◆ **Document segment**
[Begin]
Inaugural LSSA attorneys’ association establishment meeting held

October 10th, 2019

Law Society of South Africa (LSSA) President, Mvuzo Notyesi, addressing attorneys in East London at the Eastern Cape LSSA Attorneys’ Association establishment meeting held in early October.

By Nomfundo Jele

The Law Society of South Africa (LSSA) will be establishing provincial attorneys’ associations in the nine provinces of South Africa. To do this, the LSSA will be holding several establishment meetings across the country.

The first establishment meeting was held in East London on 2 October. The meeting was attended by some 70 attorneys, including the Chairperson of the Eastern Cape Attorneys Association, Asanda Pakade. Member of the LSSA Family Law Committee, attorney Ncumisa Nongogo opened the meeting and welcomed attendees.

President of the LSSA, Mvuzo Notyesi, explained the background regarding the establishment meetings. He said that the independence of the profession must be preserved otherwise attorneys will have no future. Mr Notyesi outlined the structure of the Legal Practice Council (LPC) and highlighted the fact that the 23-member council has diverse interests and that the LPC’s sole role is to regulate the profession. He highlighted that the LPC also has no mandate to hold annual general meetings.
[End]
◆ **Task requirements**
Pick up the article on the LSSA attorneys' association establishment meeting right after its last sentence and keep it going. The records that come next are from a different source and have nothing to do with this article.

◆ **Record set**
[Begin]
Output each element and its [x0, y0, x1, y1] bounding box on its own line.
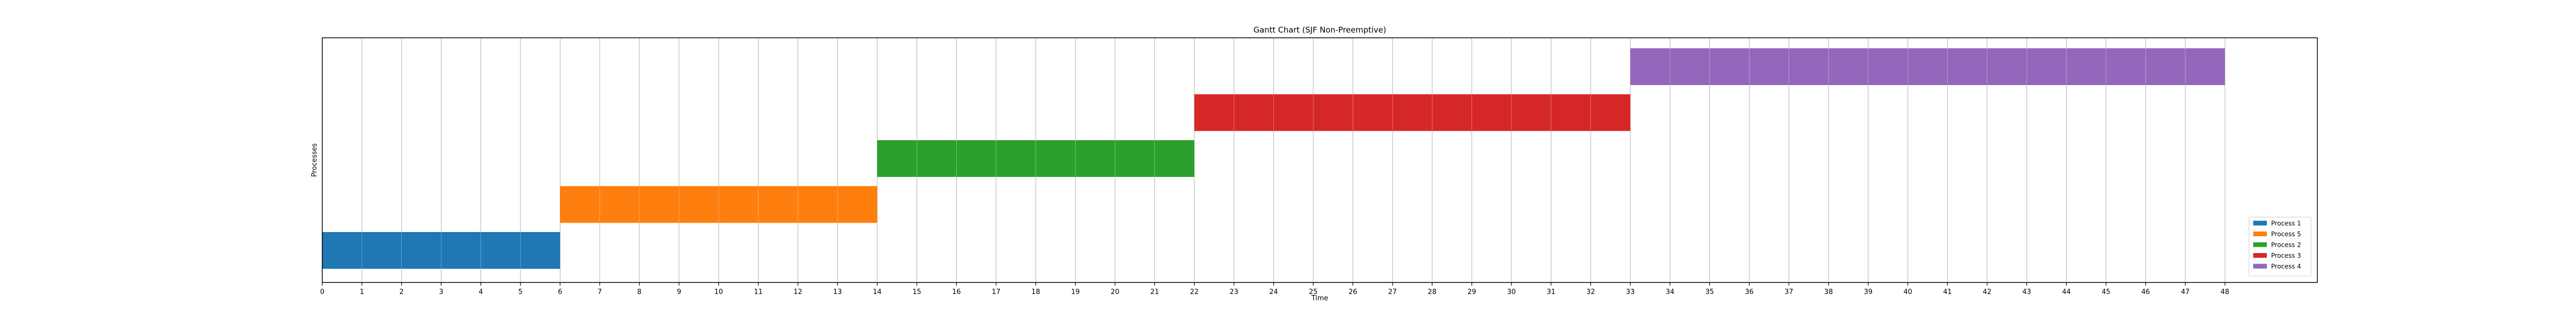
[End]
[Begin]
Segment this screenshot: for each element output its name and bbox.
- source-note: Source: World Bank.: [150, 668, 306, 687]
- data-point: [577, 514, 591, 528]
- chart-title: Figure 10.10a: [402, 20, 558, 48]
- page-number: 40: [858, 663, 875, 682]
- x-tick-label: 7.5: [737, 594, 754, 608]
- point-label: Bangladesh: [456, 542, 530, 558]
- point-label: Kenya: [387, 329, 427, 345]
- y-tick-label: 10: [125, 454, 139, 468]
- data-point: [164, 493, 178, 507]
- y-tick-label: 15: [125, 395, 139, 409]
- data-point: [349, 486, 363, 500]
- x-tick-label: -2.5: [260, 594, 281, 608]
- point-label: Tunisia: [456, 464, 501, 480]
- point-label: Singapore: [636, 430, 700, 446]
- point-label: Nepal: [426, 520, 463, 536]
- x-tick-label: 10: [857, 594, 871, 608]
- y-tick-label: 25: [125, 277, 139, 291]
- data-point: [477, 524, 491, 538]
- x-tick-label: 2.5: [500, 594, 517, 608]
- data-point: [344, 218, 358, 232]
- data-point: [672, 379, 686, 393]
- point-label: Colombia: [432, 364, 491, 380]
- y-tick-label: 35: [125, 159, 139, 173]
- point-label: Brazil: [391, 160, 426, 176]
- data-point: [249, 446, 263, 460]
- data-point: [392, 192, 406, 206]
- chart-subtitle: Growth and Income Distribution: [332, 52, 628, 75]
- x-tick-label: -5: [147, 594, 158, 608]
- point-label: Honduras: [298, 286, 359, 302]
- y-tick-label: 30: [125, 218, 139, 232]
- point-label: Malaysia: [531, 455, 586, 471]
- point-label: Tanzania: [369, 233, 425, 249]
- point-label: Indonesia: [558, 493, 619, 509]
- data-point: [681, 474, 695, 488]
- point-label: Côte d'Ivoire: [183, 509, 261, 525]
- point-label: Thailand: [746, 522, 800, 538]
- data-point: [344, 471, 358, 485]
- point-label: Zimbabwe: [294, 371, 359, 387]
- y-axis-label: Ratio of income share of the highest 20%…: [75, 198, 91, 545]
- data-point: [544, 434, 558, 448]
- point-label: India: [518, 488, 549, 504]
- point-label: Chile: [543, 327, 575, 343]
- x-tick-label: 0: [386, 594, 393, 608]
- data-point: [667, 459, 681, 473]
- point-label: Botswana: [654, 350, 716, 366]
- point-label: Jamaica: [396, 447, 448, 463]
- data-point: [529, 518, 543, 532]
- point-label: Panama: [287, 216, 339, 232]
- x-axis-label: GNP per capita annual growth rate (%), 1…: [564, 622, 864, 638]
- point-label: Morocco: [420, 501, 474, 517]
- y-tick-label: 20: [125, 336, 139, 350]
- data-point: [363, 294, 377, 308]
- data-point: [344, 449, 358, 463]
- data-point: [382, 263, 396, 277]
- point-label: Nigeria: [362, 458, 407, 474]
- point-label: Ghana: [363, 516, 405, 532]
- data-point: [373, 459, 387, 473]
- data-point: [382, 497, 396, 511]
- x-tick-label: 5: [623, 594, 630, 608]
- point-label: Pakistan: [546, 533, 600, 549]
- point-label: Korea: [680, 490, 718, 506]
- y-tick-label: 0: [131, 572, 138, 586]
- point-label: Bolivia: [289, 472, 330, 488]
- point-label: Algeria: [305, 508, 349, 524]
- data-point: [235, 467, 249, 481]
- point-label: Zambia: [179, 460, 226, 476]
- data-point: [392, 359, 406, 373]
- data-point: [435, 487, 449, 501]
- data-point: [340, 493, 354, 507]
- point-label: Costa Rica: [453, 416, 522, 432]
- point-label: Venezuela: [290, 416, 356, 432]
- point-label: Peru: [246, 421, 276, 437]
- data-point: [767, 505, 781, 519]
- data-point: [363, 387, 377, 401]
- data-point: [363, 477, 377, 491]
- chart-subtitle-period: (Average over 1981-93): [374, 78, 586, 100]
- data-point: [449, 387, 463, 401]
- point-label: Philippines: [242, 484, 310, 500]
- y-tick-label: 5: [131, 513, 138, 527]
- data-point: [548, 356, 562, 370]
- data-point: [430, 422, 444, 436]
[End]
[Begin]
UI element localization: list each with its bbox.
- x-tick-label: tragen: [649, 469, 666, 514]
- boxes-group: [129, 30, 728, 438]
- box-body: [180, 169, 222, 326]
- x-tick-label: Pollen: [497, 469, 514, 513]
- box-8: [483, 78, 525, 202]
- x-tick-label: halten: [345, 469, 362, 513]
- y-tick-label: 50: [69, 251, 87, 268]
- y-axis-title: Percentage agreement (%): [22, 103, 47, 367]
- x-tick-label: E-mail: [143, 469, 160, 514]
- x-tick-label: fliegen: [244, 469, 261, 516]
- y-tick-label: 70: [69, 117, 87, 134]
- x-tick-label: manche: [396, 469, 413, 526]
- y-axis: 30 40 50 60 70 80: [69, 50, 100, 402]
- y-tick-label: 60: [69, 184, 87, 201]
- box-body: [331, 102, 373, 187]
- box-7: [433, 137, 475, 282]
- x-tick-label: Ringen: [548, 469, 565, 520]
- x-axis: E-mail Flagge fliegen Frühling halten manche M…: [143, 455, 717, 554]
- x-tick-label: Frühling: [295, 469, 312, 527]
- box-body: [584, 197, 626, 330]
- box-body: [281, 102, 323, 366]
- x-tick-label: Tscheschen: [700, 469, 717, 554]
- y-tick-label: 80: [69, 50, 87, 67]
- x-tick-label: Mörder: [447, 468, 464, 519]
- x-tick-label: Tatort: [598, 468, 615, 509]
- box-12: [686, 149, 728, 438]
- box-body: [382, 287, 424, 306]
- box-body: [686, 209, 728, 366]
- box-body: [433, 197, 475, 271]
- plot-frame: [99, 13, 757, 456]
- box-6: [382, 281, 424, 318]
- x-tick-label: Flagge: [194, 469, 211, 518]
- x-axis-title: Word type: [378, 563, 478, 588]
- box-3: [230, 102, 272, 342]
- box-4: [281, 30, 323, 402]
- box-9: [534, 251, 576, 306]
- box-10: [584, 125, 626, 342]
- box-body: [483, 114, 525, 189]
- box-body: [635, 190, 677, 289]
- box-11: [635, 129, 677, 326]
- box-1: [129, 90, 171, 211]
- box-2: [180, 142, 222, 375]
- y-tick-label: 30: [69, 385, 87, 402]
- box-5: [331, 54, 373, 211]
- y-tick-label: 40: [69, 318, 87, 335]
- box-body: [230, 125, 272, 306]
[End]
◆ **The response**
Mr Notyesi said that the LSSA constitution has been amended and that there is now one-third representation from each constituent member, namely, the Black Lawyers Association (BLA), the National Association of Democratic Lawyers (NADEL) and independent attorney associations (the Independents). He explained the composition of the House of Constituents, consists of 27 members, nine representatives from every province from each constituent member. Mr Notyesi also explained the composition of the LSSA, saying that Exco has nine members, consisting of three members from each of the constituent members, namely, the BLA, NADEL and the Independents.

Mr Notyesi said that it would be difficult to question organisations and law makers if there is no LSSA to speak on behalf of the profession. He asked who will escalate unfair legislation or unfair pricing/fees if there is no LSSA? The President cited an example of the professional indemnity insurance fees that the Legal Practitioners’ Indemnity Insurance Fund NPC (LPIIF) wanted to impose, the LSSA has called for an engagement meeting with the LPIIF. He again highlighted the fact that the LSSA is always looking out for the interest of attorneys and at times stops matters affecting attorneys long before the attorneys are aware of such matters.

Mr Notyesi said that the LSSA has an interest in professional interest matters, such as conveyancing, and asked who would raise these issues on behalf of attorneys if the LSSA ceased to exist. He added that the LSSA needed to exist as a professional interest body.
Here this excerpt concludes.